= Records supplied =

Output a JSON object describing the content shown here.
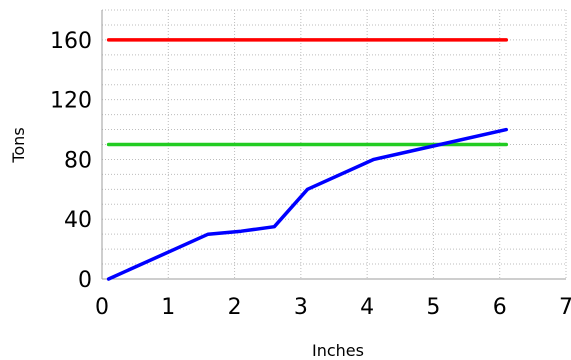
{
  "chart_data": {
    "type": "line",
    "title": "",
    "xlabel": "Inches",
    "ylabel": "Tons",
    "xlim": [
      0,
      7
    ],
    "ylim": [
      0,
      180
    ],
    "x_ticks": [
      "0",
      "1",
      "2",
      "3",
      "4",
      "5",
      "6",
      "7"
    ],
    "y_ticks": [
      "0",
      "40",
      "80",
      "120",
      "160"
    ],
    "grid": true,
    "legend": "none",
    "series": [
      {
        "color": "#ff0000",
        "points": [
          [
            0.1,
            160
          ],
          [
            6.1,
            160
          ]
        ]
      },
      {
        "color": "#22cc22",
        "points": [
          [
            0.1,
            90
          ],
          [
            6.1,
            90
          ]
        ]
      },
      {
        "color": "#0000ff",
        "points": [
          [
            0.1,
            0
          ],
          [
            1.6,
            30
          ],
          [
            2.1,
            32
          ],
          [
            2.6,
            35
          ],
          [
            3.1,
            60
          ],
          [
            4.1,
            80
          ],
          [
            5.1,
            90
          ],
          [
            6.1,
            100
          ]
        ]
      }
    ]
  }
}
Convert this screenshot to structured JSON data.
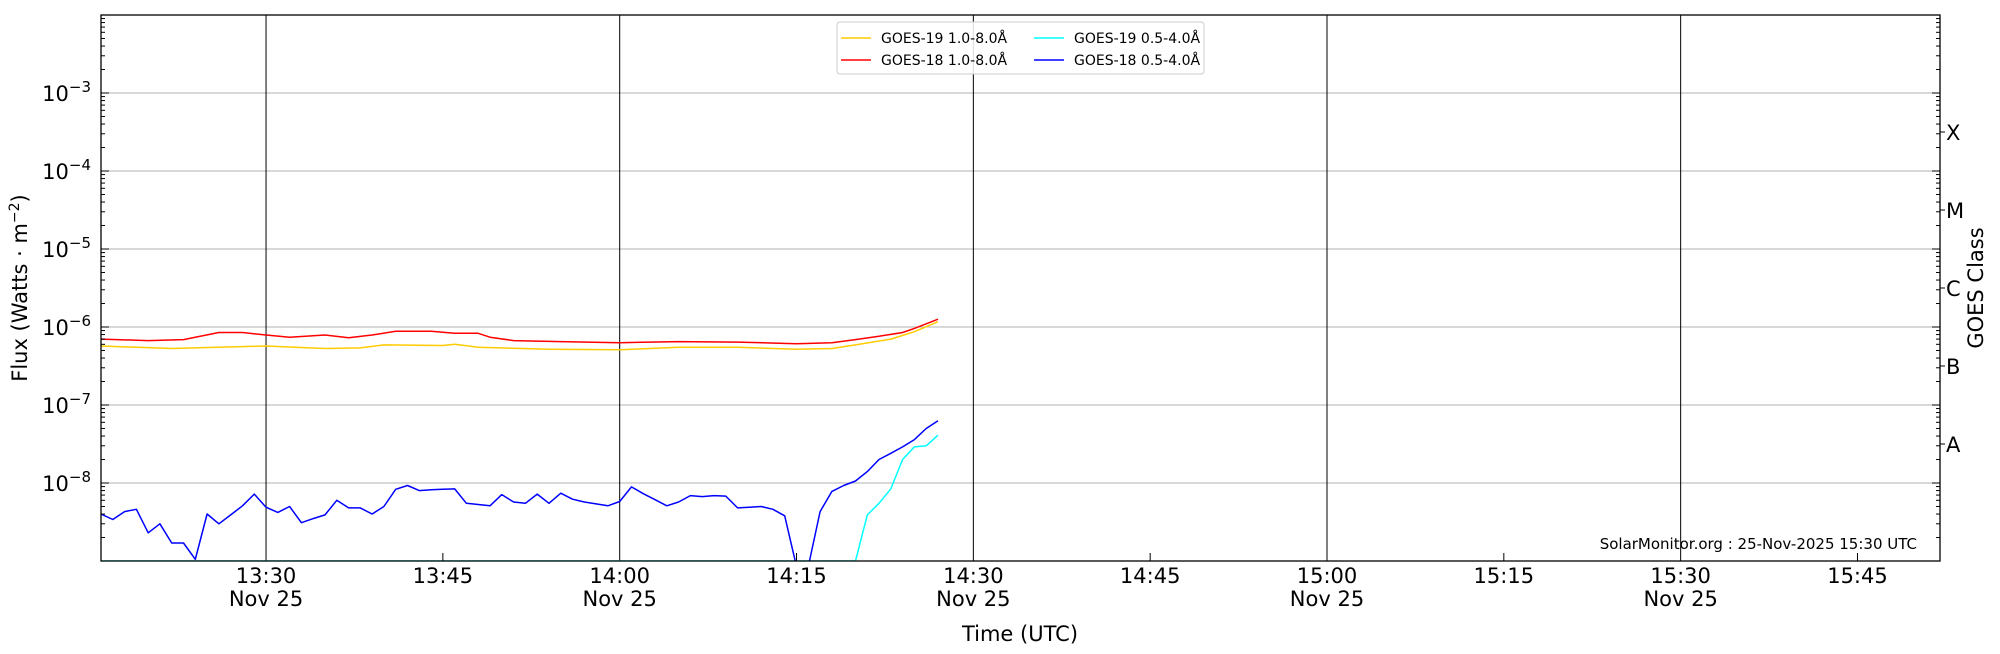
{
  "chart_data": {
    "type": "line",
    "xlabel": "Time (UTC)",
    "ylabel": "Flux (Watts · m",
    "ylabel_sup": "−2",
    "ylabel_end": ")",
    "y2label": "GOES Class",
    "yscale": "log",
    "ylim": [
      1e-09,
      0.01
    ],
    "xlim": [
      "13:16",
      "15:52"
    ],
    "grid": true,
    "legend_position": "top-center",
    "y_ticks": [
      {
        "value": 0.001,
        "base": "10",
        "exp": "−3"
      },
      {
        "value": 0.0001,
        "base": "10",
        "exp": "−4"
      },
      {
        "value": 1e-05,
        "base": "10",
        "exp": "−5"
      },
      {
        "value": 1e-06,
        "base": "10",
        "exp": "−6"
      },
      {
        "value": 1e-07,
        "base": "10",
        "exp": "−7"
      },
      {
        "value": 1e-08,
        "base": "10",
        "exp": "−8"
      }
    ],
    "class_ticks": [
      {
        "label": "X",
        "value": 0.0003162
      },
      {
        "label": "M",
        "value": 3.162e-05
      },
      {
        "label": "C",
        "value": 3.162e-06
      },
      {
        "label": "B",
        "value": 3.162e-07
      },
      {
        "label": "A",
        "value": 3.162e-08
      }
    ],
    "x_ticks": [
      {
        "time": "13:30",
        "date": "Nov 25",
        "major": true
      },
      {
        "time": "13:45",
        "date": "",
        "major": false
      },
      {
        "time": "14:00",
        "date": "Nov 25",
        "major": true
      },
      {
        "time": "14:15",
        "date": "",
        "major": false
      },
      {
        "time": "14:30",
        "date": "Nov 25",
        "major": true
      },
      {
        "time": "14:45",
        "date": "",
        "major": false
      },
      {
        "time": "15:00",
        "date": "Nov 25",
        "major": true
      },
      {
        "time": "15:15",
        "date": "",
        "major": false
      },
      {
        "time": "15:30",
        "date": "Nov 25",
        "major": true
      },
      {
        "time": "15:45",
        "date": "",
        "major": false
      }
    ],
    "series": [
      {
        "name": "GOES-19 1.0-8.0Å",
        "color": "#FFCC00",
        "x": [
          "13:16",
          "13:22",
          "13:30",
          "13:35",
          "13:38",
          "13:40",
          "13:45",
          "13:46",
          "13:48",
          "13:54",
          "14:00",
          "14:05",
          "14:10",
          "14:15",
          "14:18",
          "14:20",
          "14:23",
          "14:25",
          "14:27"
        ],
        "y": [
          5.7e-07,
          5.3e-07,
          5.7e-07,
          5.3e-07,
          5.4e-07,
          5.9e-07,
          5.8e-07,
          6e-07,
          5.5e-07,
          5.2e-07,
          5.1e-07,
          5.5e-07,
          5.5e-07,
          5.2e-07,
          5.3e-07,
          5.9e-07,
          7e-07,
          8.7e-07,
          1.17e-06
        ]
      },
      {
        "name": "GOES-18 1.0-8.0Å",
        "color": "#FF0000",
        "x": [
          "13:16",
          "13:20",
          "13:23",
          "13:26",
          "13:28",
          "13:30",
          "13:32",
          "13:35",
          "13:37",
          "13:39",
          "13:41",
          "13:44",
          "13:46",
          "13:48",
          "13:49",
          "13:51",
          "13:55",
          "14:00",
          "14:05",
          "14:10",
          "14:15",
          "14:18",
          "14:20",
          "14:22",
          "14:24",
          "14:25",
          "14:27"
        ],
        "y": [
          7e-07,
          6.7e-07,
          6.9e-07,
          8.5e-07,
          8.5e-07,
          7.9e-07,
          7.4e-07,
          7.9e-07,
          7.3e-07,
          7.9e-07,
          8.8e-07,
          8.8e-07,
          8.3e-07,
          8.3e-07,
          7.4e-07,
          6.7e-07,
          6.5e-07,
          6.3e-07,
          6.5e-07,
          6.4e-07,
          6.1e-07,
          6.3e-07,
          6.9e-07,
          7.6e-07,
          8.5e-07,
          9.6e-07,
          1.26e-06
        ]
      },
      {
        "name": "GOES-19 0.5-4.0Å",
        "color": "#00FFFF",
        "x": [
          "13:16",
          "14:20",
          "14:21",
          "14:22",
          "14:23",
          "14:24",
          "14:25",
          "14:26",
          "14:27"
        ],
        "y": [
          1e-09,
          1e-09,
          3.9e-09,
          5.5e-09,
          8.4e-09,
          2e-08,
          2.9e-08,
          3e-08,
          4.1e-08
        ]
      },
      {
        "name": "GOES-18 0.5-4.0Å",
        "color": "#0000FF",
        "x_start": "13:16",
        "x_step_minutes": 1,
        "y": [
          4e-09,
          3.4e-09,
          4.3e-09,
          4.6e-09,
          2.3e-09,
          3e-09,
          1.7e-09,
          1.7e-09,
          1.05e-09,
          4e-09,
          3e-09,
          3.9e-09,
          5.1e-09,
          7.2e-09,
          4.9e-09,
          4.2e-09,
          5e-09,
          3.1e-09,
          3.5e-09,
          3.9e-09,
          6e-09,
          4.8e-09,
          4.8e-09,
          4e-09,
          5e-09,
          8.3e-09,
          9.3e-09,
          8e-09,
          8.2e-09,
          8.3e-09,
          8.4e-09,
          5.5e-09,
          5.3e-09,
          5.1e-09,
          7.1e-09,
          5.7e-09,
          5.5e-09,
          7.2e-09,
          5.5e-09,
          7.4e-09,
          6.2e-09,
          5.7e-09,
          5.4e-09,
          5.1e-09,
          5.8e-09,
          8.9e-09,
          7.3e-09,
          6.1e-09,
          5.1e-09,
          5.7e-09,
          6.9e-09,
          6.7e-09,
          6.9e-09,
          6.8e-09,
          4.8e-09,
          4.9e-09,
          5e-09,
          4.6e-09,
          3.8e-09,
          8.5e-10,
          8.5e-10,
          4.3e-09,
          7.8e-09,
          9.3e-09,
          1.06e-08,
          1.4e-08,
          2e-08,
          2.4e-08,
          2.9e-08,
          3.6e-08,
          5e-08,
          6.3e-08
        ]
      }
    ],
    "annotation": "SolarMonitor.org : 25-Nov-2025 15:30 UTC"
  }
}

= Direction =
Report each line in the data that holds the word "JSON".

= Completed exercise =
Output a JSON object describing the content shown here.
Convert this screenshot to structured JSON data.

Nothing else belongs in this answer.